Data entries:
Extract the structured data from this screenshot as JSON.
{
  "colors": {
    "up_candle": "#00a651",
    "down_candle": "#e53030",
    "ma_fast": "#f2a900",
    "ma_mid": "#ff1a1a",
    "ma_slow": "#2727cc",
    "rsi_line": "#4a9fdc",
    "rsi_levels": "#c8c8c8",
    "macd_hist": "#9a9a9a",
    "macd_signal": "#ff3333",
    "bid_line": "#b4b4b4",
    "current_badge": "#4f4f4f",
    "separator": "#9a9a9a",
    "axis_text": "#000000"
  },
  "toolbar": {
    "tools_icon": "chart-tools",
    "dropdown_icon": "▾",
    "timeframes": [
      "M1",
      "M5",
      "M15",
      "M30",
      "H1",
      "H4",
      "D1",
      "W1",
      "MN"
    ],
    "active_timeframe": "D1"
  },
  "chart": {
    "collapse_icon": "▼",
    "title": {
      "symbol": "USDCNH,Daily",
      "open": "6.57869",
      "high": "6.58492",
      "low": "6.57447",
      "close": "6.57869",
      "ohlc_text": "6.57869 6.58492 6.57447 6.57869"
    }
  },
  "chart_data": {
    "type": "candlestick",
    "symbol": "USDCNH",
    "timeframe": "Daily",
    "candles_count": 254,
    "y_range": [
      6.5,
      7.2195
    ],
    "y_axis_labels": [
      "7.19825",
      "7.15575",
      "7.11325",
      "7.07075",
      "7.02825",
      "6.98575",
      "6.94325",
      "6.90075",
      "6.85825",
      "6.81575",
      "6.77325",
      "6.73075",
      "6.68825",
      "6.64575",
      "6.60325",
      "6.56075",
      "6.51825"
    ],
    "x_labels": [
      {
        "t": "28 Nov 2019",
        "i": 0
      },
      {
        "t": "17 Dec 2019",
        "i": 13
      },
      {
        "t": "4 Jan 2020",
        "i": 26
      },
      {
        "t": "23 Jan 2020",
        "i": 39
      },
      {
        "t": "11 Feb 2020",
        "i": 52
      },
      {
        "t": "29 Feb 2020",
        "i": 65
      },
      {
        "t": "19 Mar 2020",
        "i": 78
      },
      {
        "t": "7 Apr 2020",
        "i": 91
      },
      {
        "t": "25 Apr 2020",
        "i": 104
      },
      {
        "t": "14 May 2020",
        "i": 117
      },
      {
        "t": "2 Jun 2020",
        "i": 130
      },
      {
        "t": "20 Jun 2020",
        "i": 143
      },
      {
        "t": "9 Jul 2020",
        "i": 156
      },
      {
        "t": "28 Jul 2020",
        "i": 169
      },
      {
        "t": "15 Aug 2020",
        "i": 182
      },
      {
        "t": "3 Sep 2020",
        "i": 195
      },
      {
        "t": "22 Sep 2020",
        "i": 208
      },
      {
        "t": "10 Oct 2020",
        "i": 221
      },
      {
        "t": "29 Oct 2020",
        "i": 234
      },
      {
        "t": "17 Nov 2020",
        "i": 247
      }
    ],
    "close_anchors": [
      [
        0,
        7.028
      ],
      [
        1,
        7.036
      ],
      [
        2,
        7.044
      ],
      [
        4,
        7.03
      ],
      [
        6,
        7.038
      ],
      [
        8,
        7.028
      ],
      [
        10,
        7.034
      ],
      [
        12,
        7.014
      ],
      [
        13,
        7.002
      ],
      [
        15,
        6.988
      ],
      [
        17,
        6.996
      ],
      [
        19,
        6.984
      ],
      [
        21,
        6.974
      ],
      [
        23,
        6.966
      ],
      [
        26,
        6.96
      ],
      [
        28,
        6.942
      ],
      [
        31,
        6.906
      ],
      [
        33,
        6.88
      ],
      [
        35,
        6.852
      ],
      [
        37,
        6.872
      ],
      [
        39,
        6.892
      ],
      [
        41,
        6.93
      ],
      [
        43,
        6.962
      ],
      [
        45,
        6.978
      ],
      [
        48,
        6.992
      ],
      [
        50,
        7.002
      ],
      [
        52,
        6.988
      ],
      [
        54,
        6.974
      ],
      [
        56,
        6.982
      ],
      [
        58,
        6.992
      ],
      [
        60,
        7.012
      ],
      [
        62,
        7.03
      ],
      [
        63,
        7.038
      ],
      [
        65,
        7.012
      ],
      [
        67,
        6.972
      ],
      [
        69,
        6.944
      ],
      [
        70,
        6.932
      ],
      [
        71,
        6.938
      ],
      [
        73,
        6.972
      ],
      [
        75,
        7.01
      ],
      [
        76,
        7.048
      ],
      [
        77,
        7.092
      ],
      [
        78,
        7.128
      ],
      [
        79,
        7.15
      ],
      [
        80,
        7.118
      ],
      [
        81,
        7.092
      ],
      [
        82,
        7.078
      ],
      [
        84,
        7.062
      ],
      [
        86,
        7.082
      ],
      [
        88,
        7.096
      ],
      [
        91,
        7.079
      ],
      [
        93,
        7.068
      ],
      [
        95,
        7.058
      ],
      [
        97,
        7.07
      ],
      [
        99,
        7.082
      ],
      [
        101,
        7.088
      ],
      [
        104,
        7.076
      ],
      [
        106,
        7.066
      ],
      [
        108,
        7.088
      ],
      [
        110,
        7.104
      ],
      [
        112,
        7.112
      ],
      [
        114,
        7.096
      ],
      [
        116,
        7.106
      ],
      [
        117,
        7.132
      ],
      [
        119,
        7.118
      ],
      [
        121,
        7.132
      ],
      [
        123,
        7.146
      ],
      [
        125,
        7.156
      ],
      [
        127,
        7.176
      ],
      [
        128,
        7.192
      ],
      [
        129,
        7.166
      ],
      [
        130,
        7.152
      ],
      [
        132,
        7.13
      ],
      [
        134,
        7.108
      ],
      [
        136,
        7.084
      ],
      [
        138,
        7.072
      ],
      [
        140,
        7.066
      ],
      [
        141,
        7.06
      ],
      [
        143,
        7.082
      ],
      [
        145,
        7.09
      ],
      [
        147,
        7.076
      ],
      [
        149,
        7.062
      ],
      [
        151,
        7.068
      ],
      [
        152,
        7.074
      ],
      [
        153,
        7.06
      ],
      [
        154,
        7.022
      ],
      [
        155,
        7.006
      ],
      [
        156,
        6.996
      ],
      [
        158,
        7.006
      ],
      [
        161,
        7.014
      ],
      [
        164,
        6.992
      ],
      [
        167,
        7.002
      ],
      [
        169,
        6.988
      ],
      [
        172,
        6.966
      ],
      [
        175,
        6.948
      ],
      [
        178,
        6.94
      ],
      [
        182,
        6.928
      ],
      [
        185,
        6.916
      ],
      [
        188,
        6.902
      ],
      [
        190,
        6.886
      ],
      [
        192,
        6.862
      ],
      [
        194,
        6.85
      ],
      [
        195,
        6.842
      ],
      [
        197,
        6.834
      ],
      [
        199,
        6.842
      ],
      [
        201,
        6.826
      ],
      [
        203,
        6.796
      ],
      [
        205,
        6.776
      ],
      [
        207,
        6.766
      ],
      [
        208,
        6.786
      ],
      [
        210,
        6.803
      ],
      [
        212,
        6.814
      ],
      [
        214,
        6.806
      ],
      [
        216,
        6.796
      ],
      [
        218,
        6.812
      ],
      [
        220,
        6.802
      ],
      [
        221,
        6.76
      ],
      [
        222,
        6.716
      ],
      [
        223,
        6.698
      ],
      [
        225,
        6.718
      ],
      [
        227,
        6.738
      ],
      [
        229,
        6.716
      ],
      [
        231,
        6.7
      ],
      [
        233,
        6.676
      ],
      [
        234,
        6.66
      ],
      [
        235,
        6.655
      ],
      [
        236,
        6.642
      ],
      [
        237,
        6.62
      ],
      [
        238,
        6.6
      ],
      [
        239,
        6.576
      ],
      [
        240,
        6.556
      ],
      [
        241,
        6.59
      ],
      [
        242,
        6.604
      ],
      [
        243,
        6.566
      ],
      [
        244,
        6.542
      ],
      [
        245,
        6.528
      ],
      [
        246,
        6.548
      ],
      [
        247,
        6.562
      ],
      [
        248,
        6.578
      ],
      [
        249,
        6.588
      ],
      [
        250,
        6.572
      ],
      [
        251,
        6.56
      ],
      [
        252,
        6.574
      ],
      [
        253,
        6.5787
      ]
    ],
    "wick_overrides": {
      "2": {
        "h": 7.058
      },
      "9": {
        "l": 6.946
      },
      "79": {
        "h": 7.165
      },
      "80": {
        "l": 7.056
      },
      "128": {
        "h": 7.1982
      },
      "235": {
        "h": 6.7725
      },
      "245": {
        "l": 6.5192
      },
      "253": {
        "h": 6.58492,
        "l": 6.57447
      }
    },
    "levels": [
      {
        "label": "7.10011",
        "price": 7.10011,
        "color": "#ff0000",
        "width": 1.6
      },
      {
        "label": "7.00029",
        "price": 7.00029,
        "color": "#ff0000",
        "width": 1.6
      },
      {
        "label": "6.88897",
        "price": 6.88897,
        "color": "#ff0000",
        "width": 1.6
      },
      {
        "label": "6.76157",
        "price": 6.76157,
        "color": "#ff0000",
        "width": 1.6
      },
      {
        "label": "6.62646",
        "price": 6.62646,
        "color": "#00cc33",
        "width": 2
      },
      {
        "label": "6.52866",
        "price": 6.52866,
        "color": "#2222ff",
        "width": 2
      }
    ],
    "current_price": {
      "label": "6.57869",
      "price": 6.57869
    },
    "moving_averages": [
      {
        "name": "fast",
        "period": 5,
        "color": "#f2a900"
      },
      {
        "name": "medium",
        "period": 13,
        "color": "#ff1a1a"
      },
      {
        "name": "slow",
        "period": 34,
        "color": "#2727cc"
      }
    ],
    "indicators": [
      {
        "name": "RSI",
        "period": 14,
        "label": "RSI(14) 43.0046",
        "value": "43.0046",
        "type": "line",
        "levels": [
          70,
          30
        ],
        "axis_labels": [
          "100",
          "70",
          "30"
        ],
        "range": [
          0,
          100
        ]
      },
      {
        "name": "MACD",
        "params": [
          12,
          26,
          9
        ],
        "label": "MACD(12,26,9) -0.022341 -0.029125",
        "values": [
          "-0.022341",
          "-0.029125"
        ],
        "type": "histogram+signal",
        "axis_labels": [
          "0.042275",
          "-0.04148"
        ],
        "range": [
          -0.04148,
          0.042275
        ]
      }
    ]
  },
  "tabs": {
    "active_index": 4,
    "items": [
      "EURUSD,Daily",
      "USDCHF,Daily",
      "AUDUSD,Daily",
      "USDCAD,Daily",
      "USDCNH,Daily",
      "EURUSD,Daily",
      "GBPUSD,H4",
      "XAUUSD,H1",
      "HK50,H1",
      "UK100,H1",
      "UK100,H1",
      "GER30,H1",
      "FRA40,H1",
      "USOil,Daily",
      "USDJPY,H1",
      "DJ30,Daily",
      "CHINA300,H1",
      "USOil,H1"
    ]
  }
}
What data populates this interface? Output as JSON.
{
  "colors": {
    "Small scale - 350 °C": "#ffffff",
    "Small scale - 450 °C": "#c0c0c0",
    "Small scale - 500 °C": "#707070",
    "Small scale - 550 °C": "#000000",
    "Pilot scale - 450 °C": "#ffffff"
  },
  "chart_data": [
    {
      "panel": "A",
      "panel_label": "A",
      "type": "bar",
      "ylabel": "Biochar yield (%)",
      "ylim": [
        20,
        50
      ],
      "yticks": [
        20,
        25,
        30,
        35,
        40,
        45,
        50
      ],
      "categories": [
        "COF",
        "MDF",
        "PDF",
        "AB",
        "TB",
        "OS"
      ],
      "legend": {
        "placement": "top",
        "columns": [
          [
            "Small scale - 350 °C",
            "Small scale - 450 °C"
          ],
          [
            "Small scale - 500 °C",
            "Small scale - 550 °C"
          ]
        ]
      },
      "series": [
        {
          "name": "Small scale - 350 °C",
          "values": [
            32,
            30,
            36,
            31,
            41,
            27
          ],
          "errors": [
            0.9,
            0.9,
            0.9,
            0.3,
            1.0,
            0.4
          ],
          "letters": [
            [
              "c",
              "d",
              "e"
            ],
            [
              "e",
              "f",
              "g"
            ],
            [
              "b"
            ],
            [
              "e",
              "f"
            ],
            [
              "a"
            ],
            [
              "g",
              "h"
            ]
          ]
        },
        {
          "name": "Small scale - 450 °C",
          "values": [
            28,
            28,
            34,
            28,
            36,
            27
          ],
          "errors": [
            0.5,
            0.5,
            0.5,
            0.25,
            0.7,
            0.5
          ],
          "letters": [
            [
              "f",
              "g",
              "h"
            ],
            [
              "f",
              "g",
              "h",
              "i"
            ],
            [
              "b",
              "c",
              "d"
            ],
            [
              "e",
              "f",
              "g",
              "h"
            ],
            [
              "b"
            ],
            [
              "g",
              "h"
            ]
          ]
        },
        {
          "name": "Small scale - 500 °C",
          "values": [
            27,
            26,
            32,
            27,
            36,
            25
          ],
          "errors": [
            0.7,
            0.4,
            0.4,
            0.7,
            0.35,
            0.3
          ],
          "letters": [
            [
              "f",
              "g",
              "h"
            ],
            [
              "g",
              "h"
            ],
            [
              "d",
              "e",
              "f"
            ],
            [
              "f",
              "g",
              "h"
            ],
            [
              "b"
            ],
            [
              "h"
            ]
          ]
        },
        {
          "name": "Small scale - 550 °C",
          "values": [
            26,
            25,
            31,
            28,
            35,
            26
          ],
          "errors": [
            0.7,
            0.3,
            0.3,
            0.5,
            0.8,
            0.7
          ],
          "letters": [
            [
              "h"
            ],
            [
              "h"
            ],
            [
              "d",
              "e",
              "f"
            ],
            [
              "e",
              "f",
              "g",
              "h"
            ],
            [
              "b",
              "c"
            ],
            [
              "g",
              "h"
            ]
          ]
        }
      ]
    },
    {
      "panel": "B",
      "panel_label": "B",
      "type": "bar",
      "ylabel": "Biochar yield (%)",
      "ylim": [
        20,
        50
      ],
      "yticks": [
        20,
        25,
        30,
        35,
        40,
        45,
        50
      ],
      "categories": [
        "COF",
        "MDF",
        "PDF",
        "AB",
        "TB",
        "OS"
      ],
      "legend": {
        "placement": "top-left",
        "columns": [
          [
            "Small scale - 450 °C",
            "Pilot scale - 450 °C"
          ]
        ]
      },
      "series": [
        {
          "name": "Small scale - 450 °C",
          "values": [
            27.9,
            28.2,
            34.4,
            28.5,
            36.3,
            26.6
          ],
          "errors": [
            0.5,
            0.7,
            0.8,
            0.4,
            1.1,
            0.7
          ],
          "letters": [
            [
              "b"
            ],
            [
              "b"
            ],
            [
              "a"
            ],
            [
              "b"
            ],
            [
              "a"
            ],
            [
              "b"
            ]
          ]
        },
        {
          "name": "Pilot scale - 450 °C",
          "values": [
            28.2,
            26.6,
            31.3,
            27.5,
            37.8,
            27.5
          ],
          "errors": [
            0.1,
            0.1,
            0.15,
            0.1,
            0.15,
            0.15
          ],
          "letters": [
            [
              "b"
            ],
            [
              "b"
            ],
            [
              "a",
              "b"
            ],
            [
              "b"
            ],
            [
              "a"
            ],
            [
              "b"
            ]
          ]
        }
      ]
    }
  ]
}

Required work>
Go through the entries and return each line where the word "ffffff" appears.

Correct answer>
    "Small scale - 350 °C": "#ffffff",
    "Pilot scale - 450 °C": "#ffffff"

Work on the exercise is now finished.